*** RECORD FORNITI
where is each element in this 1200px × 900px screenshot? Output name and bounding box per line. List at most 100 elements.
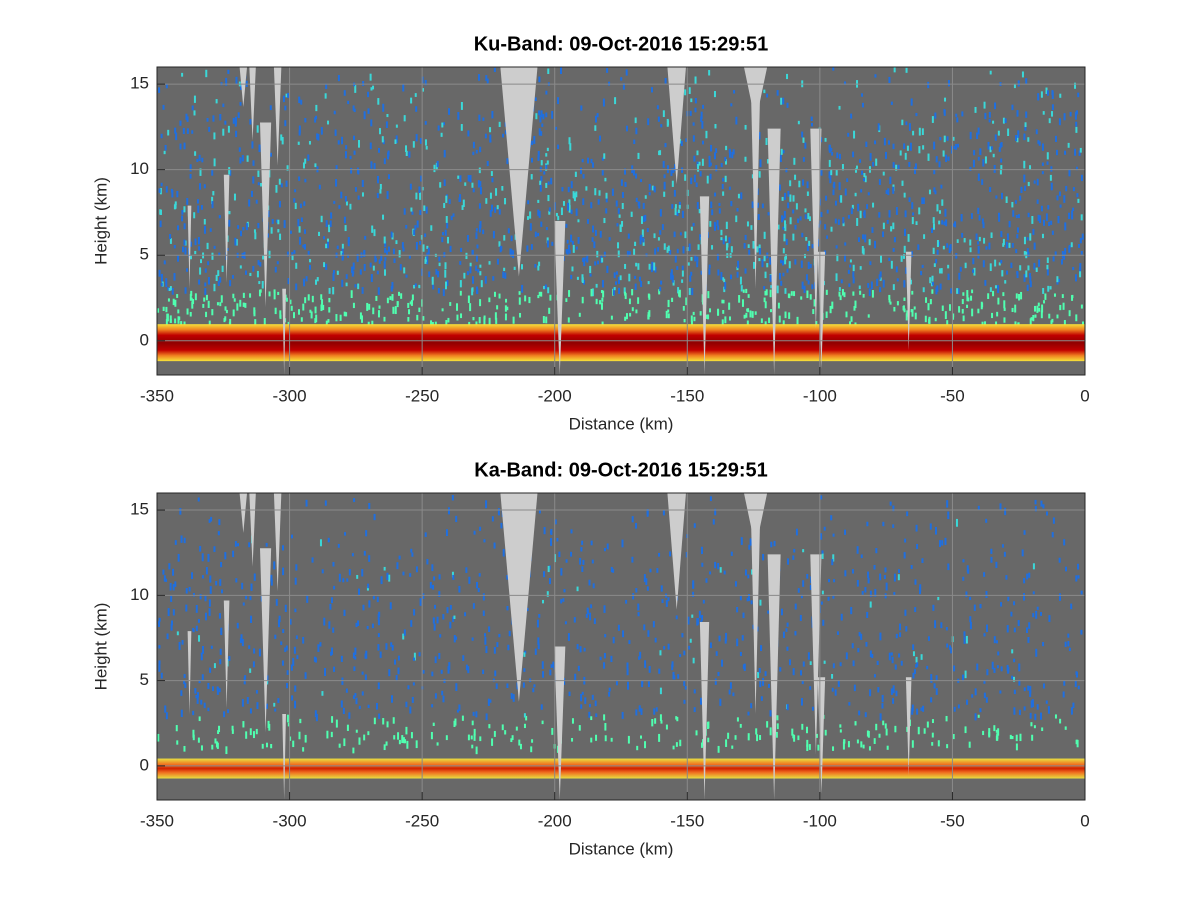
plot-frame [156, 66, 1086, 376]
echo-speck [820, 601, 823, 605]
echo-speck [1035, 610, 1038, 619]
echo-speck [962, 559, 965, 563]
echo-speck [666, 247, 669, 253]
echo-speck [1011, 649, 1014, 654]
echo-speck [277, 219, 280, 225]
echo-speck [701, 562, 704, 567]
echo-speck [445, 216, 448, 223]
echo-speck [657, 116, 660, 122]
echo-speck [783, 210, 786, 219]
echo-speck [581, 566, 584, 572]
echo-speck [267, 210, 270, 218]
echo-speck [1019, 733, 1022, 742]
echo-speck [338, 743, 341, 748]
echo-speck [373, 163, 376, 170]
echo-speck [953, 706, 956, 712]
echo-speck [697, 164, 700, 172]
echo-speck [192, 729, 195, 738]
echo-speck [749, 310, 752, 318]
echo-speck [792, 555, 795, 560]
echo-speck [256, 270, 259, 278]
echo-speck [328, 307, 331, 313]
echo-speck [538, 128, 541, 136]
echo-speck [224, 552, 227, 560]
echo-speck [897, 164, 900, 170]
echo-speck [485, 500, 488, 509]
echo-speck [945, 627, 948, 631]
echo-speck [588, 711, 591, 718]
echo-speck [842, 217, 845, 224]
echo-speck [540, 291, 543, 297]
echo-speck [402, 633, 405, 640]
echo-speck [720, 272, 723, 280]
echo-speck [160, 133, 163, 139]
echo-speck [931, 742, 934, 746]
echo-speck [610, 315, 613, 320]
echo-speck [646, 586, 649, 591]
echo-speck [401, 735, 404, 744]
echo-speck [263, 318, 266, 326]
echo-speck [615, 271, 618, 275]
echo-speck [446, 607, 449, 614]
echo-speck [637, 612, 640, 617]
echo-speck [1023, 706, 1026, 711]
echo-speck [257, 260, 260, 266]
echo-speck [462, 655, 465, 661]
echo-speck [165, 186, 168, 193]
echo-speck [784, 192, 787, 199]
echo-speck [1002, 292, 1005, 297]
echo-speck [586, 218, 589, 224]
echo-speck [664, 77, 667, 84]
echo-speck [162, 306, 165, 312]
echo-speck [378, 305, 381, 309]
echo-speck [385, 121, 388, 128]
echo-speck [806, 739, 809, 747]
echo-speck [1068, 169, 1071, 177]
echo-speck [217, 730, 220, 734]
echo-speck [807, 212, 810, 220]
echo-speck [368, 555, 371, 562]
echo-speck [335, 314, 338, 322]
echo-speck [708, 264, 711, 268]
echo-speck [679, 739, 682, 747]
echo-speck [912, 212, 915, 216]
echo-speck [942, 245, 945, 250]
echo-speck [1062, 302, 1065, 310]
echo-speck [840, 195, 843, 203]
echo-speck [589, 273, 592, 277]
echo-speck [1035, 267, 1038, 272]
echo-speck [294, 577, 297, 585]
echo-speck [534, 264, 537, 268]
echo-speck [158, 621, 161, 627]
echo-speck [633, 248, 636, 256]
echo-speck [290, 664, 293, 671]
echo-speck [987, 293, 990, 299]
echo-speck [232, 293, 235, 299]
echo-speck [314, 318, 317, 324]
echo-speck [765, 137, 768, 146]
echo-speck [378, 713, 381, 719]
echo-speck [930, 674, 933, 682]
echo-speck [392, 717, 395, 724]
echo-speck [239, 265, 242, 269]
echo-speck [631, 516, 634, 523]
echo-speck [675, 716, 678, 720]
echo-speck [1032, 613, 1035, 618]
echo-speck [635, 262, 638, 267]
echo-speck [693, 316, 696, 322]
echo-speck [540, 176, 543, 182]
echo-speck [904, 210, 907, 218]
echo-speck [842, 741, 845, 750]
echo-speck [537, 265, 540, 271]
echo-speck [286, 682, 289, 689]
echo-speck [780, 97, 783, 105]
echo-speck [276, 219, 279, 223]
echo-speck [484, 636, 487, 645]
echo-speck [442, 614, 445, 620]
echo-speck [997, 297, 1000, 305]
echo-speck [1005, 196, 1008, 203]
echo-speck [1024, 124, 1027, 131]
echo-speck [268, 723, 271, 731]
echo-speck [837, 219, 840, 225]
echo-speck [701, 140, 704, 145]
******
*DA SVOLGERE*
Mostra tutte le righe dei record che contengono la parola "line", distinguendo tra maiuscole e minuscole.

*SOLUZIONE*
where is each element in this 1200px × 900px screenshot? Output name and bounding box per line. List at most 100 elements.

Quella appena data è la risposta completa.